(Figure collection entries)
———
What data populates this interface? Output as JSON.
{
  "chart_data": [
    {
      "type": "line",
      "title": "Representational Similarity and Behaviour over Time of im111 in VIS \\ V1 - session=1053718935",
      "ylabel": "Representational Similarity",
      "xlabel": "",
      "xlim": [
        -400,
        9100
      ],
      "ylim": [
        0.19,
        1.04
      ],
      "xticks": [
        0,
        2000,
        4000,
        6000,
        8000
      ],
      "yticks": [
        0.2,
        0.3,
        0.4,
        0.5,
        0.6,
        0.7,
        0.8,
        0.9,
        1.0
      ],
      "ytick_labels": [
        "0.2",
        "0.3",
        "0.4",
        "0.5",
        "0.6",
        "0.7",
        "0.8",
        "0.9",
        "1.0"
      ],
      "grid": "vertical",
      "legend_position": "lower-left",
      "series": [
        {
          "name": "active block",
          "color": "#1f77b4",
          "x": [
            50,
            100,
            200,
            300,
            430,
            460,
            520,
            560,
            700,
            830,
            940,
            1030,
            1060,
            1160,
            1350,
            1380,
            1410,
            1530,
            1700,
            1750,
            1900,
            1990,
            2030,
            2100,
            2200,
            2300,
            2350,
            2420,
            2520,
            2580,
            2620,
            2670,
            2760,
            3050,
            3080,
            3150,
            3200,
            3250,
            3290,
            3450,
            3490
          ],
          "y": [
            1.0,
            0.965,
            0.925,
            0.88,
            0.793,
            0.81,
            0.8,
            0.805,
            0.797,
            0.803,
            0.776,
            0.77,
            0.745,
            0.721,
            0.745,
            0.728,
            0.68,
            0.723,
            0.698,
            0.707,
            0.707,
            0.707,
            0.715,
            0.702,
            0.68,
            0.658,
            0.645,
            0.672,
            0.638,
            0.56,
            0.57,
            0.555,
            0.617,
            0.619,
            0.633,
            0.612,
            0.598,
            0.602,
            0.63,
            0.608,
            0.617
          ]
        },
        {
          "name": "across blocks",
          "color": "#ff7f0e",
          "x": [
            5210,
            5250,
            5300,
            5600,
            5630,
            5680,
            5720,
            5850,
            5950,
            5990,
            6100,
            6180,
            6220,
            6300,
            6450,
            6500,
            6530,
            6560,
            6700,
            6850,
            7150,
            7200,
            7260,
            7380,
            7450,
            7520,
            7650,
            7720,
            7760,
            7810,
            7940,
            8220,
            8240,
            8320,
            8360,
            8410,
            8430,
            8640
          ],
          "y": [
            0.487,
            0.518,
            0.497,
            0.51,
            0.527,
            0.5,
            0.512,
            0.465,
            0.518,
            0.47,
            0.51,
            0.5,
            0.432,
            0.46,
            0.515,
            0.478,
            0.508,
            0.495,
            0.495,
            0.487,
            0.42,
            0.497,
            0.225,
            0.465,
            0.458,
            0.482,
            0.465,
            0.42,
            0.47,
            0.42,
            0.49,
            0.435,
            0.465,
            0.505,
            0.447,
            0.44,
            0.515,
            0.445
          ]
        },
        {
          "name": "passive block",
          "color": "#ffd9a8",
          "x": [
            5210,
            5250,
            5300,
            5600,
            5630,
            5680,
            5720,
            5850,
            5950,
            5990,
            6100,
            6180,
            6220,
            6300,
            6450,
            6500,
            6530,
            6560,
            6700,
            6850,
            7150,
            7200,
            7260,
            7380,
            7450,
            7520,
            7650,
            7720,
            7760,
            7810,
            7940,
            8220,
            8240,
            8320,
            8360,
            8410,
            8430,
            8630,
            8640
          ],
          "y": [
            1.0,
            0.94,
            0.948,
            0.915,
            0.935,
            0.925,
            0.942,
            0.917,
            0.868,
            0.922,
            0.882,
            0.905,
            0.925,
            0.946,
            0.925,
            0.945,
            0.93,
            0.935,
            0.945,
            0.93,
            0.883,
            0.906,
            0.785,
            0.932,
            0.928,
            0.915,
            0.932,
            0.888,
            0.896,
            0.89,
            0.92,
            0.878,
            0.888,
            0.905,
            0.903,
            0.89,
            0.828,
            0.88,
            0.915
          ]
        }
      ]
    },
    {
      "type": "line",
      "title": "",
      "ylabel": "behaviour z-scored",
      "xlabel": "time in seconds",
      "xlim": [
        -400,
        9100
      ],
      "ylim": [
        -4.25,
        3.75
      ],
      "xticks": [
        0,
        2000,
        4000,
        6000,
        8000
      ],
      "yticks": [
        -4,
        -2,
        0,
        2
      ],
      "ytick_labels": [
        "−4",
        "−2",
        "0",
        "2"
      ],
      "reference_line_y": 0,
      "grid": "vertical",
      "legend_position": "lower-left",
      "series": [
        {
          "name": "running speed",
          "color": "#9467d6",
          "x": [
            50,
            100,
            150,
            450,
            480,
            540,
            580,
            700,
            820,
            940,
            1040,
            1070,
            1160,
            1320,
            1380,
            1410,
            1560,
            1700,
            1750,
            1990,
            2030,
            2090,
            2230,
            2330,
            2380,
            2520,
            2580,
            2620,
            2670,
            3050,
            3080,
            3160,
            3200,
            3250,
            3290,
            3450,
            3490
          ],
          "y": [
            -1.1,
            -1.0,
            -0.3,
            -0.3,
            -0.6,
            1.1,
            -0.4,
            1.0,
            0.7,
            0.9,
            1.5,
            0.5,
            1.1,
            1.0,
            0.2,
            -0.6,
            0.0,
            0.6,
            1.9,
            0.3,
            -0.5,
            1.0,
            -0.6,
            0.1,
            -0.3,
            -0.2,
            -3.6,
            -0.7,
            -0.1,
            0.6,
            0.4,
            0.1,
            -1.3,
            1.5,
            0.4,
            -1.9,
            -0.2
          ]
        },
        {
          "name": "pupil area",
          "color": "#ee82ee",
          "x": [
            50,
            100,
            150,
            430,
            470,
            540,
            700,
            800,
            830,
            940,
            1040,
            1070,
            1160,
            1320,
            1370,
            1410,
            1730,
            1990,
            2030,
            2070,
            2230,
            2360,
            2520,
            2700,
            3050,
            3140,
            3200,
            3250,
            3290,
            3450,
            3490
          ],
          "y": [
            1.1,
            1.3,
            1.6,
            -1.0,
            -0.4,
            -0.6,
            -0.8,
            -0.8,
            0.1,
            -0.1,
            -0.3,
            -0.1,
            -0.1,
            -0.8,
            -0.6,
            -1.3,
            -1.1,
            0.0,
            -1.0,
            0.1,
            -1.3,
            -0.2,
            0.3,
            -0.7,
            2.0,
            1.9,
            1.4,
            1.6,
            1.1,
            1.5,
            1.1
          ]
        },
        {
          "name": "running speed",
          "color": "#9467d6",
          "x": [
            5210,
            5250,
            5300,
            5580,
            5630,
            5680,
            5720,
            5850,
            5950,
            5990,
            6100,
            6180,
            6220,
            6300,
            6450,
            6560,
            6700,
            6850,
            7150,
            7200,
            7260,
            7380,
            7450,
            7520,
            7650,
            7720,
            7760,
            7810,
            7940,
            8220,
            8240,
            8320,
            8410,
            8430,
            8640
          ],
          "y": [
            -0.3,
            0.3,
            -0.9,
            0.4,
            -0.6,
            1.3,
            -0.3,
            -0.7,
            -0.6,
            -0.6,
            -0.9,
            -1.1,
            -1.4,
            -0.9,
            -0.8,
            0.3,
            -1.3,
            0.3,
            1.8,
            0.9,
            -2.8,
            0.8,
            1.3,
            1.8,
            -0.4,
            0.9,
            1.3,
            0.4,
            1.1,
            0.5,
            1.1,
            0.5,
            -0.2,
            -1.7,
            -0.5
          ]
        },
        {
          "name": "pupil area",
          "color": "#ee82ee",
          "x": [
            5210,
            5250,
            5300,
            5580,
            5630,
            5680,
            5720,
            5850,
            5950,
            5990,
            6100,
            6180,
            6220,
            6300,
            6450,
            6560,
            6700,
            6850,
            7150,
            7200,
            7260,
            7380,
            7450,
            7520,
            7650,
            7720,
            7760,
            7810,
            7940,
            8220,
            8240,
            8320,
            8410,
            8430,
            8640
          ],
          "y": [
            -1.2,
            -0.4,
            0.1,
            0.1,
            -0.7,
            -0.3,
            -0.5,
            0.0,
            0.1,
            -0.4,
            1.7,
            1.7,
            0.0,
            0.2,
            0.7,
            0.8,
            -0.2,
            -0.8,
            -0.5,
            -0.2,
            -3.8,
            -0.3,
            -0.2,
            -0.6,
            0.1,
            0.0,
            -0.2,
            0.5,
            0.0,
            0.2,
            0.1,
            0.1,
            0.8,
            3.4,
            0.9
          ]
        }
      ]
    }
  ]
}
———
**Do this:**
Whenever "ylabel" turns up in a line, pick that line out.

**Finished answer:**
      "ylabel": "Representational Similarity",
      "ylabel": "behaviour z-scored",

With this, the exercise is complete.